__GIVEN INSTRUCTION__. Spot every line with the word "凯撒股份" and return it.

__INFORMATION GIVEN__.
--- start ---
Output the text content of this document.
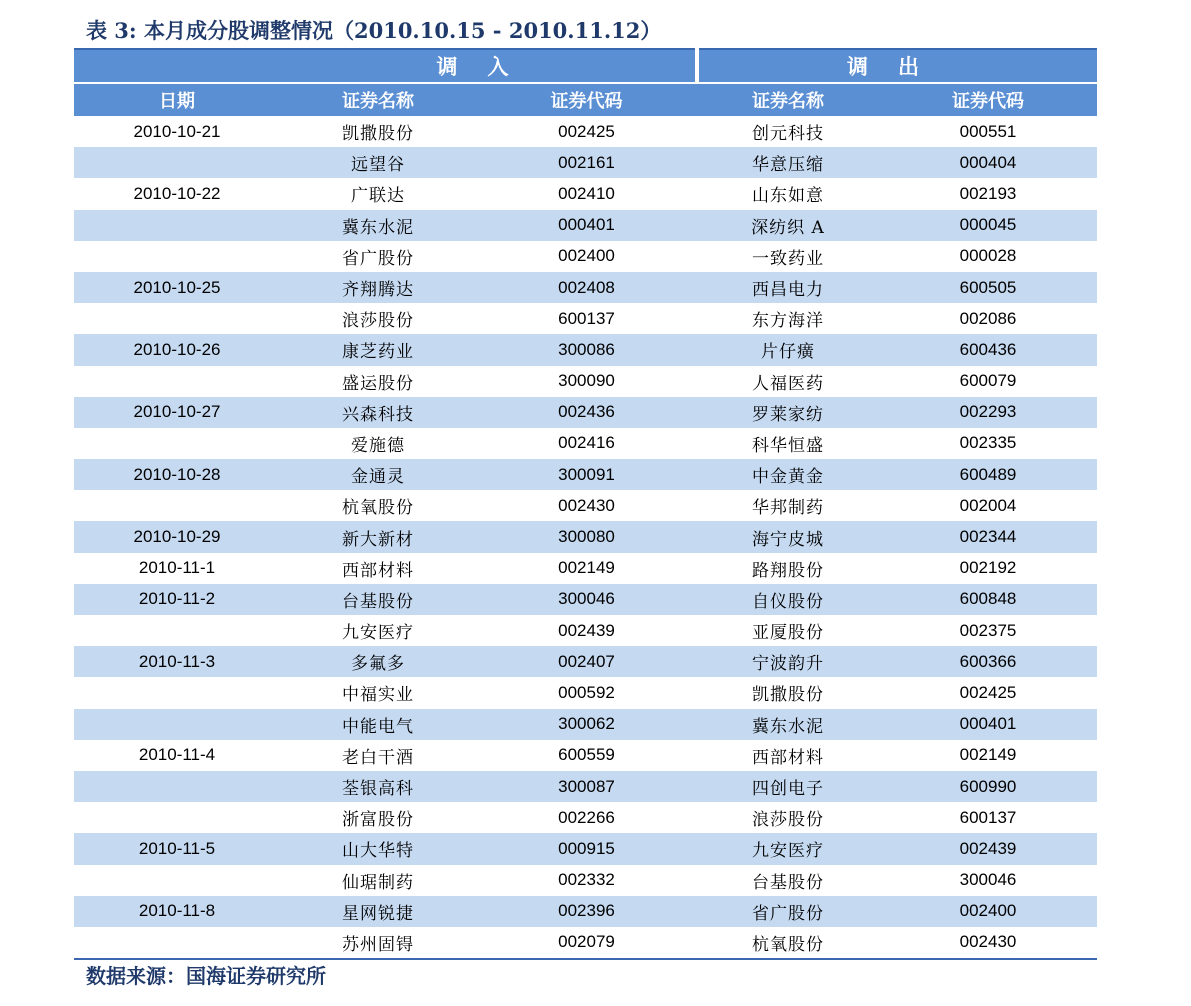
表 3: 本月成分股调整情况（2010.10.15 - 2010.11.12）
	调入		调出	
日期	证券名称	证券代码	证券名称	证券代码
2010-10-21	凯撒股份	002425	创元科技	000551
	远望谷	002161	华意压缩	000404
2010-10-22	广联达	002410	山东如意	002193
	冀东水泥	000401	深纺织 A	000045
	省广股份	002400	一致药业	000028
2010-10-25	齐翔腾达	002408	西昌电力	600505
	浪莎股份	600137	东方海洋	002086
2010-10-26	康芝药业	300086	片仔癀	600436
	盛运股份	300090	人福医药	600079
2010-10-27	兴森科技	002436	罗莱家纺	002293
	爱施德	002416	科华恒盛	002335
2010-10-28	金通灵	300091	中金黄金	600489
	杭氧股份	002430	华邦制药	002004
2010-10-29	新大新材	300080	海宁皮城	002344
2010-11-1	西部材料	002149	路翔股份	002192
2010-11-2	台基股份	300046	自仪股份	600848
	九安医疗	002439	亚厦股份	002375
2010-11-3	多氟多	002407	宁波韵升	600366
	中福实业	000592	凯撒股份	002425
	中能电气	300062	冀东水泥	000401
2010-11-4	老白干酒	600559	西部材料	002149
	荃银高科	300087	四创电子	600990
	浙富股份	002266	浪莎股份	600137
2010-11-5	山大华特	000915	九安医疗	002439
	仙琚制药	002332	台基股份	300046
2010-11-8	星网锐捷	002396	省广股份	002400
	苏州固锝	002079	杭氧股份	002430
数据来源：国海证券研究所
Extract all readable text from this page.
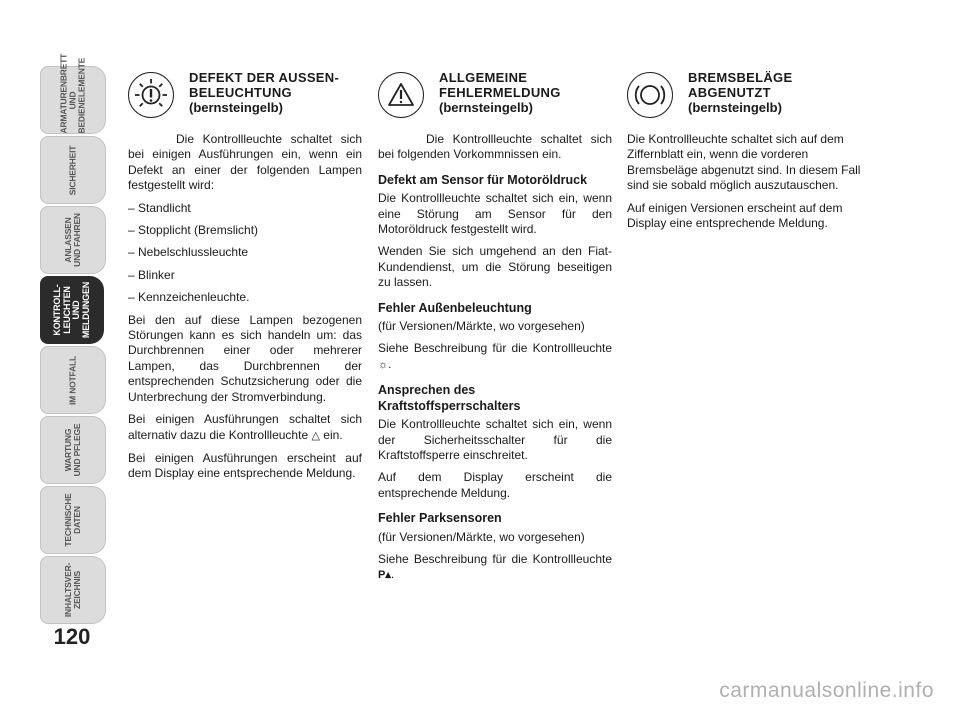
ARMATURENBRETT
UND
BEDIENELEMENTE
SICHERHEIT
ANLASSEN
UND FAHREN
KONTROLL-
LEUCHTEN UND
MELDUNGEN
IM NOTFALL
WARTUNG
UND PFLEGE
TECHNISCHE
DATEN
INHALTSVER-
ZEICHNIS
120
DEFEKT DER AUSSEN-
BELEUCHTUNG
(bernsteingelb)

Die Kontrollleuchte schaltet sich bei einigen Ausführungen ein, wenn ein Defekt an einer der folgenden Lampen festgestellt wird:

– Standlicht

– Stopplicht (Bremslicht)

– Nebelschlussleuchte

– Blinker

– Kennzeichenleuchte.

Bei den auf diese Lampen bezogenen Störungen kann es sich handeln um: das Durchbrennen einer oder mehrerer Lampen, das Durchbrennen der entsprechenden Schutzsicherung oder die Unterbrechung der Stromverbindung.

Bei einigen Ausführungen schaltet sich alternativ dazu die Kontrollleuchte △ ein.

Bei einigen Ausführungen erscheint auf dem Display eine entsprechende Meldung.

ALLGEMEINE
FEHLERMELDUNG
(bernsteingelb)

Die Kontrollleuchte schaltet sich bei folgenden Vorkommnissen ein.

Defekt am Sensor für Motoröldruck

Die Kontrollleuchte schaltet sich ein, wenn eine Störung am Sensor für den Motoröldruck festgestellt wird.

Wenden Sie sich umgehend an den Fiat-Kundendienst, um die Störung beseitigen zu lassen.

Fehler Außenbeleuchtung

(für Versionen/Märkte, wo vorgesehen)

Siehe Beschreibung für die Kontrollleuchte ☼.

Ansprechen des Kraftstoffsperrschalters

Die Kontrollleuchte schaltet sich ein, wenn der Sicherheitsschalter für die Kraftstoffsperre einschreitet.

Auf dem Display erscheint die entsprechende Meldung.

Fehler Parksensoren

(für Versionen/Märkte, wo vorgesehen)

Siehe Beschreibung für die Kontrollleuchte P▴.

BREMSBELÄGE
ABGENUTZT
(bernsteingelb)

Die Kontrollleuchte schaltet sich auf dem Ziffernblatt ein, wenn die vorderen Bremsbeläge abgenutzt sind. In diesem Fall sind sie sobald möglich auszutauschen.

Auf einigen Versionen erscheint auf dem Display eine entsprechende Meldung.

carmanualsonline.info
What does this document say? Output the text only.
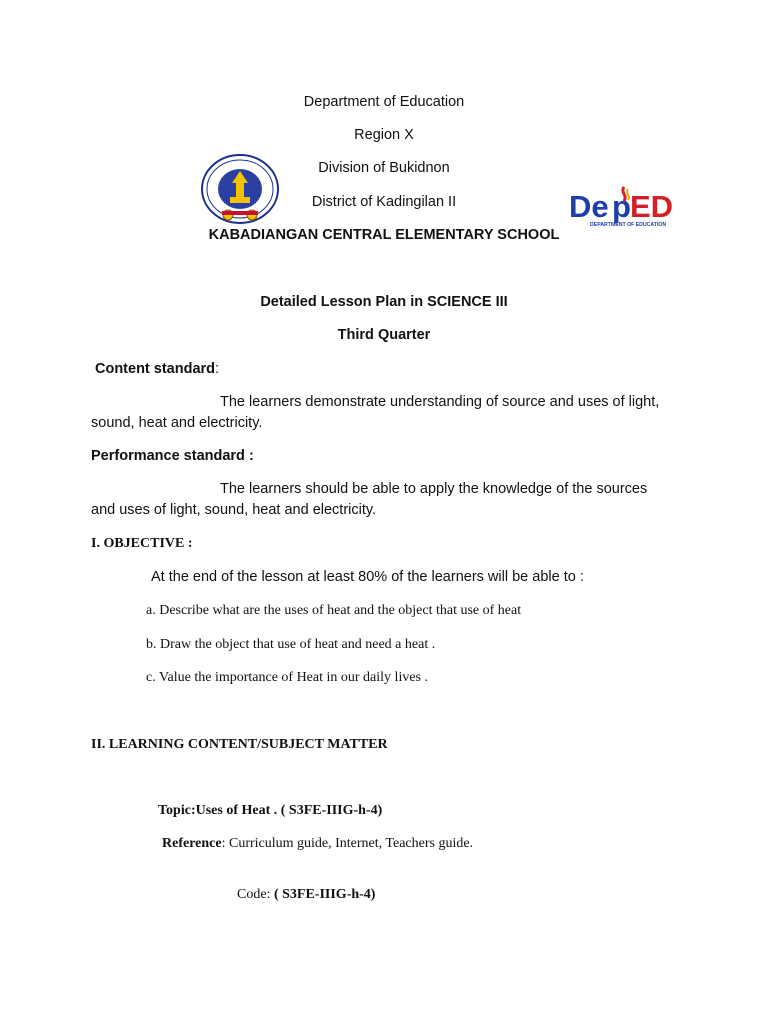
Department of Education
Region X
Division of Bukidnon
District of Kadingilan II
KABADIANGAN CENTRAL ELEMENTARY SCHOOL
De p ED
DEPARTMENT OF EDUCATION
Detailed Lesson Plan in SCIENCE III
Third Quarter
Content standard:
The learners demonstrate understanding of source and uses of light,
sound, heat and electricity.
Performance standard :
The learners should be able to apply the knowledge of the sources
and uses of light, sound, heat and electricity.
I. OBJECTIVE :
At the end of the lesson at least 80% of the learners will be able to :
a. Describe what are the uses of heat and the object that use of heat
b. Draw the object that use of heat and need a heat .
c. Value the importance of Heat in our daily lives .
II. LEARNING CONTENT/SUBJECT MATTER
Topic:Uses of Heat . ( S3FE-IIIG-h-4)
Reference: Curriculum guide, Internet, Teachers guide.

Code: ( S3FE-IIIG-h-4)
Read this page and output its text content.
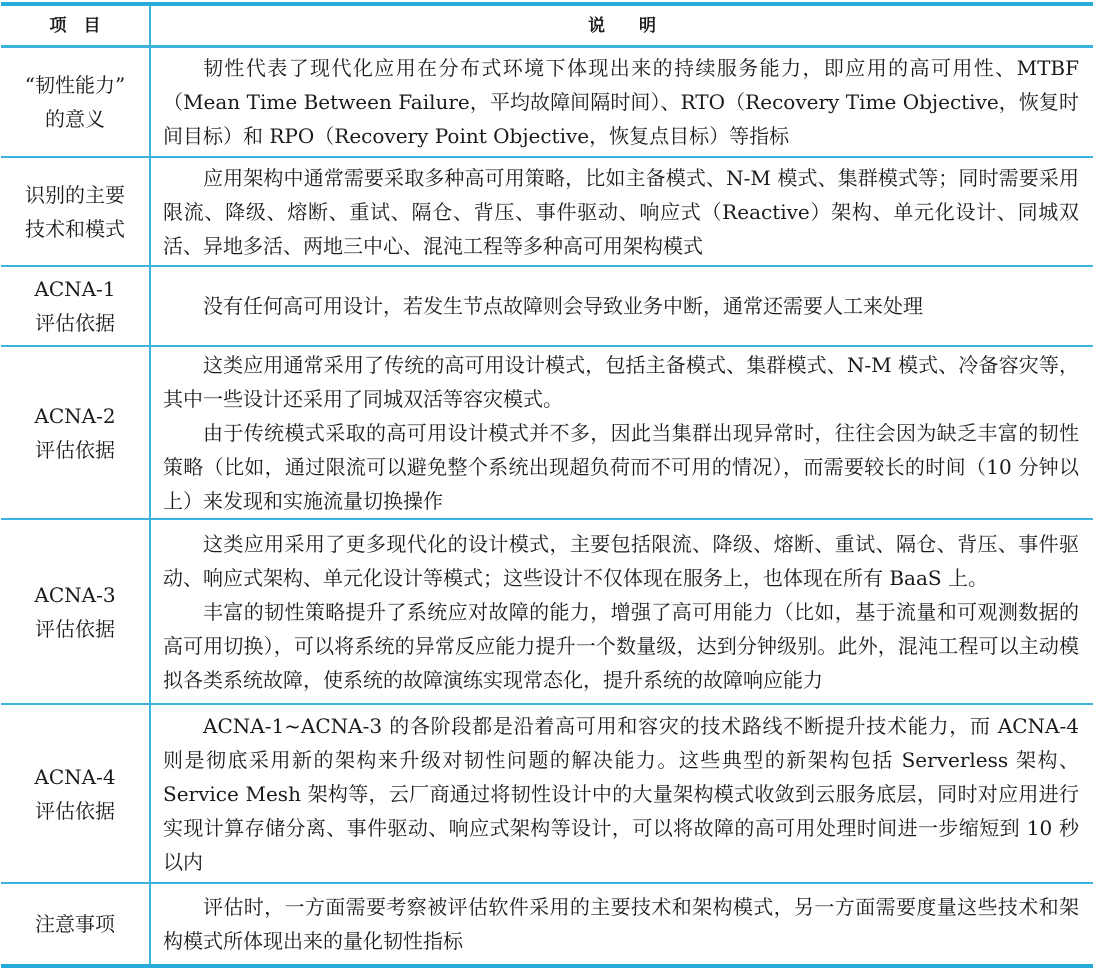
项　目	说　　明
“韧性能力”
的意义

韧性代表了现代化应用在分布式环境下体现出来的持续服务能力，即应用的高可用性、MTBF（Mean Time Between Failure，平均故障间隔时间）、RTO（Recovery Time Objective，恢复时间目标）和 RPO（Recovery Point Objective，恢复点目标）等指标

识别的主要
技术和模式

应用架构中通常需要采取多种高可用策略，比如主备模式、N-M 模式、集群模式等；同时需要采用限流、降级、熔断、重试、隔仓、背压、事件驱动、响应式（Reactive）架构、单元化设计、同城双活、异地多活、两地三中心、混沌工程等多种高可用架构模式

ACNA-1
评估依据

没有任何高可用设计，若发生节点故障则会导致业务中断，通常还需要人工来处理

ACNA-2
评估依据

这类应用通常采用了传统的高可用设计模式，包括主备模式、集群模式、N-M 模式、冷备容灾等，其中一些设计还采用了同城双活等容灾模式。

由于传统模式采取的高可用设计模式并不多，因此当集群出现异常时，往往会因为缺乏丰富的韧性策略（比如，通过限流可以避免整个系统出现超负荷而不可用的情况），而需要较长的时间（10 分钟以上）来发现和实施流量切换操作

ACNA-3
评估依据

这类应用采用了更多现代化的设计模式，主要包括限流、降级、熔断、重试、隔仓、背压、事件驱动、响应式架构、单元化设计等模式；这些设计不仅体现在服务上，也体现在所有 BaaS 上。

丰富的韧性策略提升了系统应对故障的能力，增强了高可用能力（比如，基于流量和可观测数据的高可用切换），可以将系统的异常反应能力提升一个数量级，达到分钟级别。此外，混沌工程可以主动模拟各类系统故障，使系统的故障演练实现常态化，提升系统的故障响应能力

ACNA-4
评估依据

ACNA-1~ACNA-3 的各阶段都是沿着高可用和容灾的技术路线不断提升技术能力，而 ACNA-4 则是彻底采用新的架构来升级对韧性问题的解决能力。这些典型的新架构包括 Serverless 架构、Service Mesh 架构等，云厂商通过将韧性设计中的大量架构模式收敛到云服务底层，同时对应用进行实现计算存储分离、事件驱动、响应式架构等设计，可以将故障的高可用处理时间进一步缩短到 10 秒以内

注意事项

评估时，一方面需要考察被评估软件采用的主要技术和架构模式，另一方面需要度量这些技术和架构模式所体现出来的量化韧性指标
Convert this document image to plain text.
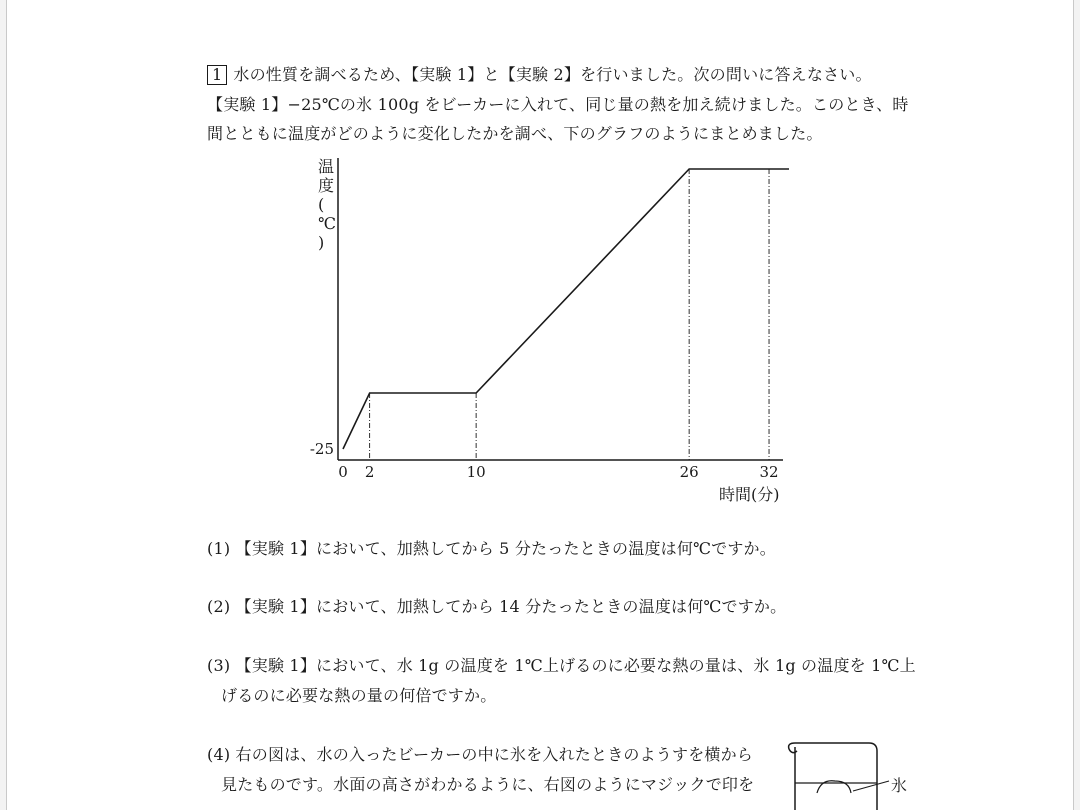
1 水の性質を調べるため、【実験 1】と【実験 2】を行いました。次の問いに答えなさい。
【実験 1】−25℃の氷 100g をビーカーに入れて、同じ量の熱を加え続けました。このとき、時
間とともに温度がどのように変化したかを調べ、下のグラフのようにまとめました。
温度( ℃ )
0 2	10	26	32
-25
時間(分)
(1) 【実験 1】において、加熱してから 5 分たったときの温度は何℃ですか。
(2) 【実験 1】において、加熱してから 14 分たったときの温度は何℃ですか。
(3) 【実験 1】において、水 1g の温度を 1℃上げるのに必要な熱の量は、氷 1g の温度を 1℃上
げるのに必要な熱の量の何倍ですか。
(4) 右の図は、水の入ったビーカーの中に氷を入れたときのようすを横から
見たものです。水面の高さがわかるように、右図のようにマジックで印を	氷
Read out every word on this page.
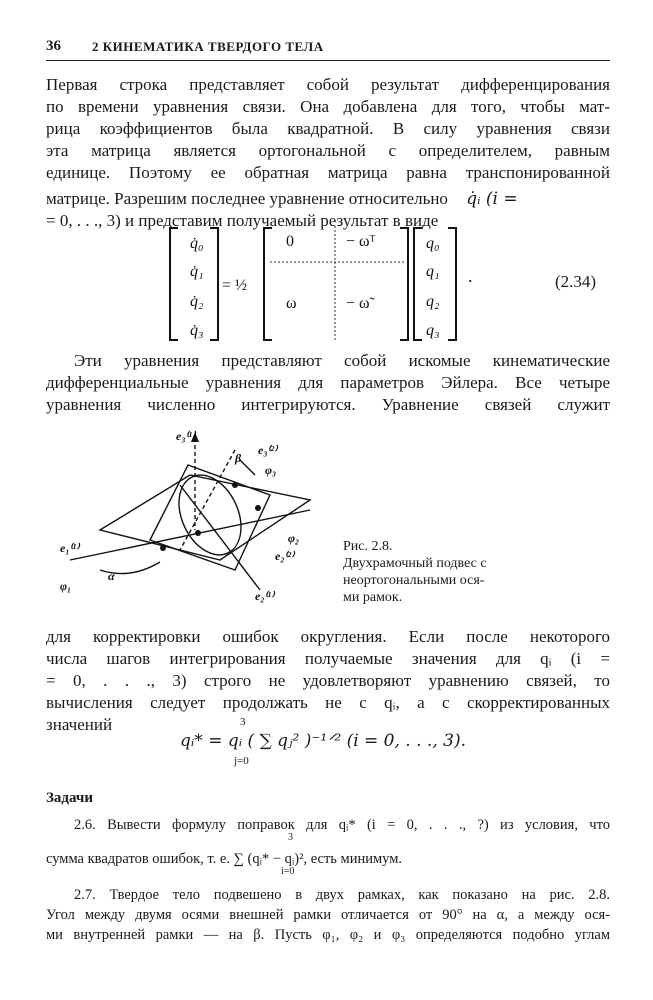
36 2 КИНЕМАТИКА ТВЕРДОГО ТЕЛА
Первая строка представляет собой результат дифференцирования
по времени уравнения связи. Она добавлена для того, чтобы мат-
рица коэффициентов была квадратной. В силу уравнения связи
эта матрица является ортогональной с определителем, равным
единице. Поэтому ее обратная матрица равна транспонированной
матрице. Разрешим последнее уравнение относительно q̇ᵢ (i =
= 0, . . ., 3) и представим получаемый результат в виде
q̇₀
q̇₁
q̇₂
q̇₃
q₀
q₁
q₂
q₃
= ½
0	− ωᵀ
ω	− ω̃
.	(2.34)
Эти уравнения представляют собой искомые кинематические
дифференциальные уравнения для параметров Эйлера. Все четыре
уравнения численно интегрируются. Уравнение связей служит
e₃⁽¹⁾
e₃⁽²⁾
β
φ₃
φ₂
e₁⁽¹⁾
φ₁
α
e₂⁽²⁾
e₂⁽¹⁾
Рис. 2.8.
Двухрамочный подвес с
неортогональными ося-
ми рамок.
для корректировки ошибок округления. Если после некоторого
числа шагов интегрирования получаемые значения для qᵢ (i =
= 0, . . ., 3) строго не удовлетворяют уравнению связей, то
вычисления следует продолжать не с qᵢ, а с скорректированных
значений	3
qᵢ* = qᵢ ( ∑ qⱼ² )⁻¹ᐟ² (i = 0, . . ., 3).
j=0
Задачи
2.6. Вывести формулу поправок для qᵢ* (i = 0, . . ., ?) из условия, что
сумма квадратов ошибок, т. е. ∑ (qᵢ* − qᵢ)², есть минимум.
3
i=0
2.7. Твердое тело подвешено в двух рамках, как показано на рис. 2.8.
Угол между двумя осями внешней рамки отличается от 90° на α, а между ося-
ми внутренней рамки — на β. Пусть φ₁, φ₂ и φ₃ определяются подобно углам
--- end ---
__RESPONSE TO THE TASK__.
2010-10-21	凯撒股份	002425	创元科技	000551
	中福实业	000592	凯撒股份	002425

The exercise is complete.